== Records
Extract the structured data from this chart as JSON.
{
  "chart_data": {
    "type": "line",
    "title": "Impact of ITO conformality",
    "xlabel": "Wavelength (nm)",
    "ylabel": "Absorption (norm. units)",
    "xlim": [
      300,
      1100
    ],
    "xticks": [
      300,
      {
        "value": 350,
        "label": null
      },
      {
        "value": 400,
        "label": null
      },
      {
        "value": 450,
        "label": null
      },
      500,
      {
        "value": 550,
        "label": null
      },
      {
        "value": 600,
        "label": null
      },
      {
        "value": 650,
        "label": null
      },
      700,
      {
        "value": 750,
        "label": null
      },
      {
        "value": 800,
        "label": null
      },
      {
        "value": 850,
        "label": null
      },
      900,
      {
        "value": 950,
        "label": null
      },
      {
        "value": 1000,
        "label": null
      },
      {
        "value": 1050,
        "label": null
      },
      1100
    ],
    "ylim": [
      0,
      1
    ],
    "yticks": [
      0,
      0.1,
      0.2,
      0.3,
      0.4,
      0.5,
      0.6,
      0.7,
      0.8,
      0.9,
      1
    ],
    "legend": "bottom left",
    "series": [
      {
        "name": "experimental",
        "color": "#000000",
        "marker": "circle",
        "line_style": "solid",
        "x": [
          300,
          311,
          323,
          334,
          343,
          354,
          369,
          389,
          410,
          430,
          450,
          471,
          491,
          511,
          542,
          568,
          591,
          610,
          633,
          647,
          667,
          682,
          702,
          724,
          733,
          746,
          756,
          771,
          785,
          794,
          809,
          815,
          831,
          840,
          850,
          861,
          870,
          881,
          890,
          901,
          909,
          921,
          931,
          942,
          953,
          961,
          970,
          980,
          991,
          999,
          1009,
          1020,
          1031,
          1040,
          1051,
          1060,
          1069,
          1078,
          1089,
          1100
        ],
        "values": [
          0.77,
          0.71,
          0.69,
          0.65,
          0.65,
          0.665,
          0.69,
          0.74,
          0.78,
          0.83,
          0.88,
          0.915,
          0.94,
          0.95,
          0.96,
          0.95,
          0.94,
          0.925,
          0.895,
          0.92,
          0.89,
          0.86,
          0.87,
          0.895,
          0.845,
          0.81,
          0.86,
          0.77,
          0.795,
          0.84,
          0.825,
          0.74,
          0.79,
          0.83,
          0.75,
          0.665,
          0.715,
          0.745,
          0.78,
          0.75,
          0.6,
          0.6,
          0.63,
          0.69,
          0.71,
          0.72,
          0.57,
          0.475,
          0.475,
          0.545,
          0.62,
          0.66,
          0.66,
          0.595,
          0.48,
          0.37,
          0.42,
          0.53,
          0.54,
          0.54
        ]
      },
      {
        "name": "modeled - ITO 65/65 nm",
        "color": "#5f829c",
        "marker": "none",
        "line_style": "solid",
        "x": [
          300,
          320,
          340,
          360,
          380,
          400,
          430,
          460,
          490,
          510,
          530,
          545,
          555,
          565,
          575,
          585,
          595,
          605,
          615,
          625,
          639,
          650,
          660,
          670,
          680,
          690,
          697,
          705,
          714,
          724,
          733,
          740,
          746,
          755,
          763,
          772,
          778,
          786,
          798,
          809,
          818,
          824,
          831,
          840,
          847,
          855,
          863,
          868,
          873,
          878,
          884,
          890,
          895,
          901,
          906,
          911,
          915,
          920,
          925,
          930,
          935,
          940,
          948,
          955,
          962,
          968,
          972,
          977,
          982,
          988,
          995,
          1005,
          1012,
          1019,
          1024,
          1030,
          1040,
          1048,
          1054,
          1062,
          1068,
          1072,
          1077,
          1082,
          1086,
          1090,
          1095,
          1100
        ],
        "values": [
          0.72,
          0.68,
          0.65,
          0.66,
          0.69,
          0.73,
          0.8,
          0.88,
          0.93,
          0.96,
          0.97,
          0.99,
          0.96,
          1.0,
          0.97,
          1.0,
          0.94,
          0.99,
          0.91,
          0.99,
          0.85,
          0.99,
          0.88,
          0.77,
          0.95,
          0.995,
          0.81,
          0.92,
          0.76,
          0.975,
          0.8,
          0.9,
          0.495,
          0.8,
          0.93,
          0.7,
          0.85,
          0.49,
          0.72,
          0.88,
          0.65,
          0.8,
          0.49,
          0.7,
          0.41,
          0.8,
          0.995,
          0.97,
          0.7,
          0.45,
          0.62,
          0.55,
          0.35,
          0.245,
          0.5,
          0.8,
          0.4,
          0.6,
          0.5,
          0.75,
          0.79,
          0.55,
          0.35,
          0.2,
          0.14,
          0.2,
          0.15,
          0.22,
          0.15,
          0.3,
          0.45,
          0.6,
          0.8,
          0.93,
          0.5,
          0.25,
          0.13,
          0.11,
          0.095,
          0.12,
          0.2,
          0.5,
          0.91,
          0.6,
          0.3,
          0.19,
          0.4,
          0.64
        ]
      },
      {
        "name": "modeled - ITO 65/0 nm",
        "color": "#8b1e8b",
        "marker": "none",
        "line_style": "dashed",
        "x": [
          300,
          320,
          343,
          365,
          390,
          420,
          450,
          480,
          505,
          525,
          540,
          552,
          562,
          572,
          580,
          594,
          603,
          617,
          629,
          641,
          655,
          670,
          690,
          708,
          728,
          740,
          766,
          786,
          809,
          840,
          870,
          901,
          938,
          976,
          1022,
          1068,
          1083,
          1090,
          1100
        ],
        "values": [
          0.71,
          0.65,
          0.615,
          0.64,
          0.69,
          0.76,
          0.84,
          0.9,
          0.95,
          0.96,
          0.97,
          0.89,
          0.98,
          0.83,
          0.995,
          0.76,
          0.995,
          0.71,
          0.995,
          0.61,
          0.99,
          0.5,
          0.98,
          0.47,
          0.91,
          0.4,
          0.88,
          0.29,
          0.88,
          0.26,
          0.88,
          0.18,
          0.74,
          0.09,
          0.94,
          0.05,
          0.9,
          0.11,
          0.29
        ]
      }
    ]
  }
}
====
• Your task
Pick out each line containing the string "color" and copy it.

• Result
        "color": "#000000",
        "color": "#5f829c",
        "color": "#8b1e8b",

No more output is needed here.